[start of Task material]

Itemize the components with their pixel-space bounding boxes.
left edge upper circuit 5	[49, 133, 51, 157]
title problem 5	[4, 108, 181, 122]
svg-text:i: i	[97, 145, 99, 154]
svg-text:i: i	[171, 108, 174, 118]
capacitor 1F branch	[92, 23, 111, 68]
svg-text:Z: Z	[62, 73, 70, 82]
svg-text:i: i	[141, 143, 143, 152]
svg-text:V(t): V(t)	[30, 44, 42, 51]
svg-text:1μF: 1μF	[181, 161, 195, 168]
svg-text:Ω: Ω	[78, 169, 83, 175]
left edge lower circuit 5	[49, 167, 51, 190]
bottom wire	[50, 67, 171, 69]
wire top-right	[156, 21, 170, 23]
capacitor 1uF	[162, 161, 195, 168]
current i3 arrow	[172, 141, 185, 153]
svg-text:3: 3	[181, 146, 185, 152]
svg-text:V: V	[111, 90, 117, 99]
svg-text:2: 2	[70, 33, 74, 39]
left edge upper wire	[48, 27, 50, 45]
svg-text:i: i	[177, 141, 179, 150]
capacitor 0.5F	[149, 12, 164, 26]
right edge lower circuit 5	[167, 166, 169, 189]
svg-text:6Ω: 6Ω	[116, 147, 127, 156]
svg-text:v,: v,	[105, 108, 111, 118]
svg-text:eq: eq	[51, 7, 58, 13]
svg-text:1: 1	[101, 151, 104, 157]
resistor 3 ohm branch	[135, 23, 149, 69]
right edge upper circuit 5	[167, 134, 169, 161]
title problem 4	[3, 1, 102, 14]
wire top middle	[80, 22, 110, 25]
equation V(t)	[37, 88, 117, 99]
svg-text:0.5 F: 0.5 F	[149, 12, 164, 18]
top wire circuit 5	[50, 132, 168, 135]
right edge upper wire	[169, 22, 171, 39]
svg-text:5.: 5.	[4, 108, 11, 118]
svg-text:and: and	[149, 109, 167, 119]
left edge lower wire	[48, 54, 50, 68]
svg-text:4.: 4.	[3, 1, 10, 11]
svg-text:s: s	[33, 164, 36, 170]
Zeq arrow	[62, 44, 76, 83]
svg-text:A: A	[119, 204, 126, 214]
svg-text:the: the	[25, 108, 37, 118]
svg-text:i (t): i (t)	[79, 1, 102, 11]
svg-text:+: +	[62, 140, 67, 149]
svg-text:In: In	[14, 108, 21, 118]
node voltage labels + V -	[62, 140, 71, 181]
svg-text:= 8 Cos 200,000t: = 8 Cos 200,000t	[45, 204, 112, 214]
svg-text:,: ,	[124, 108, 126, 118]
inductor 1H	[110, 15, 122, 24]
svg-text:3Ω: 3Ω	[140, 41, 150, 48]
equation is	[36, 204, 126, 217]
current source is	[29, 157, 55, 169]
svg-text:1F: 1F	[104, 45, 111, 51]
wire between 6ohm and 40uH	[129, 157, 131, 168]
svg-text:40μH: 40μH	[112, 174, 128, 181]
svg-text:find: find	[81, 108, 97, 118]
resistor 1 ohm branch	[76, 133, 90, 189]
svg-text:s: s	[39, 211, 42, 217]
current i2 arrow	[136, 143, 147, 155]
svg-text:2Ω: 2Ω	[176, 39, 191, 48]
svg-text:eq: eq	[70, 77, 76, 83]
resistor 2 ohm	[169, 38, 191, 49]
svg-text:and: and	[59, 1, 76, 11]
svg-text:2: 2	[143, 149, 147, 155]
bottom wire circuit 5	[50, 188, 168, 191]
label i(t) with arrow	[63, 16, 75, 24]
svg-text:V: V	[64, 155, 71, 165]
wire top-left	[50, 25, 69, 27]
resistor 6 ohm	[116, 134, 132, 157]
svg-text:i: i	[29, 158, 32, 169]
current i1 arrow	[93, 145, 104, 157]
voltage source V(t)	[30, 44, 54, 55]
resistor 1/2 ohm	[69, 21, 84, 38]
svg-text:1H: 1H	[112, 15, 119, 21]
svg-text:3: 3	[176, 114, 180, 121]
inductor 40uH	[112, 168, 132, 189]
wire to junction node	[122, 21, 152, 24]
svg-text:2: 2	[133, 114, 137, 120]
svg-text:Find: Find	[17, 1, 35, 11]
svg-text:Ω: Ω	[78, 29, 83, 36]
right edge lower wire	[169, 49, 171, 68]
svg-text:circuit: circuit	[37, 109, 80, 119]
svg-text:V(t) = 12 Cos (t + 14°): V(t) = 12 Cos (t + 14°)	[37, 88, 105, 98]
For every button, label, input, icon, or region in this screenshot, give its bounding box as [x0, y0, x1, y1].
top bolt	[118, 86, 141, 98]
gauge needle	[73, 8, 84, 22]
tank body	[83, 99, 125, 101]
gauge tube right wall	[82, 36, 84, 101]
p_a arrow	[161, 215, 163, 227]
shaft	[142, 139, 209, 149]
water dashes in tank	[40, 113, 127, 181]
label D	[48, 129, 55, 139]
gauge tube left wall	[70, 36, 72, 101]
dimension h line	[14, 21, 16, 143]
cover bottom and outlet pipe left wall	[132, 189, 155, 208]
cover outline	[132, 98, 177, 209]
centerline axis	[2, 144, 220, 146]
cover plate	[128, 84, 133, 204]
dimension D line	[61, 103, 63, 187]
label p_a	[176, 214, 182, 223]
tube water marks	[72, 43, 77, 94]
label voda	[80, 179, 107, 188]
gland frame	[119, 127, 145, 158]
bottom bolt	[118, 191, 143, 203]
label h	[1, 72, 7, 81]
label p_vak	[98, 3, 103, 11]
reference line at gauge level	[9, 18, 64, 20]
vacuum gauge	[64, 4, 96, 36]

[end of Task material]

## [Required work]
Copy all of the material above line for line, changing nothing.

## [Exercise solution]
Itemize the components with their pixel-space bounding boxes.
left edge upper circuit 5	[49, 133, 51, 157]
title problem 5	[4, 108, 181, 122]
svg-text:i: i	[97, 145, 99, 154]
svg-text:i: i	[171, 108, 174, 118]
capacitor 1F branch	[92, 23, 111, 68]
svg-text:Z: Z	[62, 73, 70, 82]
svg-text:i: i	[141, 143, 143, 152]
svg-text:V(t): V(t)	[30, 44, 42, 51]
svg-text:1μF: 1μF	[181, 161, 195, 168]
svg-text:Ω: Ω	[78, 169, 83, 175]
left edge lower circuit 5	[49, 167, 51, 190]
bottom wire	[50, 67, 171, 69]
wire top-right	[156, 21, 170, 23]
capacitor 1uF	[162, 161, 195, 168]
current i3 arrow	[172, 141, 185, 153]
svg-text:3: 3	[181, 146, 185, 152]
svg-text:V: V	[111, 90, 117, 99]
svg-text:2: 2	[70, 33, 74, 39]
left edge upper wire	[48, 27, 50, 45]
svg-text:i: i	[177, 141, 179, 150]
capacitor 0.5F	[149, 12, 164, 26]
right edge lower circuit 5	[167, 166, 169, 189]
svg-text:6Ω: 6Ω	[116, 147, 127, 156]
svg-text:v,: v,	[105, 108, 111, 118]
svg-text:eq: eq	[51, 7, 58, 13]
svg-text:1: 1	[101, 151, 104, 157]
resistor 3 ohm branch	[135, 23, 149, 69]
right edge upper circuit 5	[167, 134, 169, 161]
title problem 4	[3, 1, 102, 14]
wire top middle	[80, 22, 110, 25]
equation V(t)	[37, 88, 117, 99]
svg-text:0.5 F: 0.5 F	[149, 12, 164, 18]
top wire circuit 5	[50, 132, 168, 135]
right edge upper wire	[169, 22, 171, 39]
svg-text:5.: 5.	[4, 108, 11, 118]
svg-text:and: and	[149, 109, 167, 119]
left edge lower wire	[48, 54, 50, 68]
svg-text:4.: 4.	[3, 1, 10, 11]
svg-text:s: s	[33, 164, 36, 170]
Zeq arrow	[62, 44, 76, 83]
svg-text:A: A	[119, 204, 126, 214]
svg-text:the: the	[25, 108, 37, 118]
svg-text:i (t): i (t)	[79, 1, 102, 11]
svg-text:+: +	[62, 140, 67, 149]
svg-text:In: In	[14, 108, 21, 118]
node voltage labels + V -	[62, 140, 71, 181]
svg-text:= 8 Cos 200,000t: = 8 Cos 200,000t	[45, 204, 112, 214]
svg-text:,: ,	[124, 108, 126, 118]
inductor 1H	[110, 15, 122, 24]
svg-text:3Ω: 3Ω	[140, 41, 150, 48]
equation is	[36, 204, 126, 217]
current source is	[29, 157, 55, 169]
svg-text:1F: 1F	[104, 45, 111, 51]
wire between 6ohm and 40uH	[129, 157, 131, 168]
svg-text:40μH: 40μH	[112, 174, 128, 181]
svg-text:find: find	[81, 108, 97, 118]
resistor 1 ohm branch	[76, 133, 90, 189]
svg-text:s: s	[39, 211, 42, 217]
current i2 arrow	[136, 143, 147, 155]
svg-text:2Ω: 2Ω	[176, 39, 191, 48]
svg-text:eq: eq	[70, 77, 76, 83]
resistor 2 ohm	[169, 38, 191, 49]
svg-text:and: and	[59, 1, 76, 11]
svg-text:2: 2	[143, 149, 147, 155]
bottom wire circuit 5	[50, 188, 168, 191]
label i(t) with arrow	[63, 16, 75, 24]
svg-text:V: V	[64, 155, 71, 165]
wire top-left	[50, 25, 69, 27]
resistor 6 ohm	[116, 134, 132, 157]
svg-text:i: i	[29, 158, 32, 169]
current i1 arrow	[93, 145, 104, 157]
voltage source V(t)	[30, 44, 54, 55]
resistor 1/2 ohm	[69, 21, 84, 38]
svg-text:1H: 1H	[112, 15, 119, 21]
svg-text:3: 3	[176, 114, 180, 121]
inductor 40uH	[112, 168, 132, 189]
wire to junction node	[122, 21, 152, 24]
svg-text:2: 2	[133, 114, 137, 120]
svg-text:Find: Find	[17, 1, 35, 11]
svg-text:Ω: Ω	[78, 29, 83, 36]
right edge lower wire	[169, 49, 171, 68]
svg-text:circuit: circuit	[37, 109, 80, 119]
svg-text:V(t) = 12 Cos (t + 14°): V(t) = 12 Cos (t + 14°)	[37, 88, 105, 98]
For every button, label, input, icon, or region in this screenshot, give its bounding box as [x0, y0, x1, y1].
top bolt	[118, 86, 141, 98]
gauge needle	[73, 8, 84, 22]
tank body	[83, 99, 125, 101]
gauge tube right wall	[82, 36, 84, 101]
p_a arrow	[161, 215, 163, 227]
shaft	[142, 139, 209, 149]
water dashes in tank	[40, 113, 127, 181]
label D	[48, 129, 55, 139]
gauge tube left wall	[70, 36, 72, 101]
dimension h line	[14, 21, 16, 143]
cover bottom and outlet pipe left wall	[132, 189, 155, 208]
cover outline	[132, 98, 177, 209]
centerline axis	[2, 144, 220, 146]
cover plate	[128, 84, 133, 204]
dimension D line	[61, 103, 63, 187]
label p_a	[176, 214, 182, 223]
tube water marks	[72, 43, 77, 94]
label voda	[80, 179, 107, 188]
gland frame	[119, 127, 145, 158]
bottom bolt	[118, 191, 143, 203]
label h	[1, 72, 7, 81]
label p_vak	[98, 3, 103, 11]
reference line at gauge level	[9, 18, 64, 20]
vacuum gauge	[64, 4, 96, 36]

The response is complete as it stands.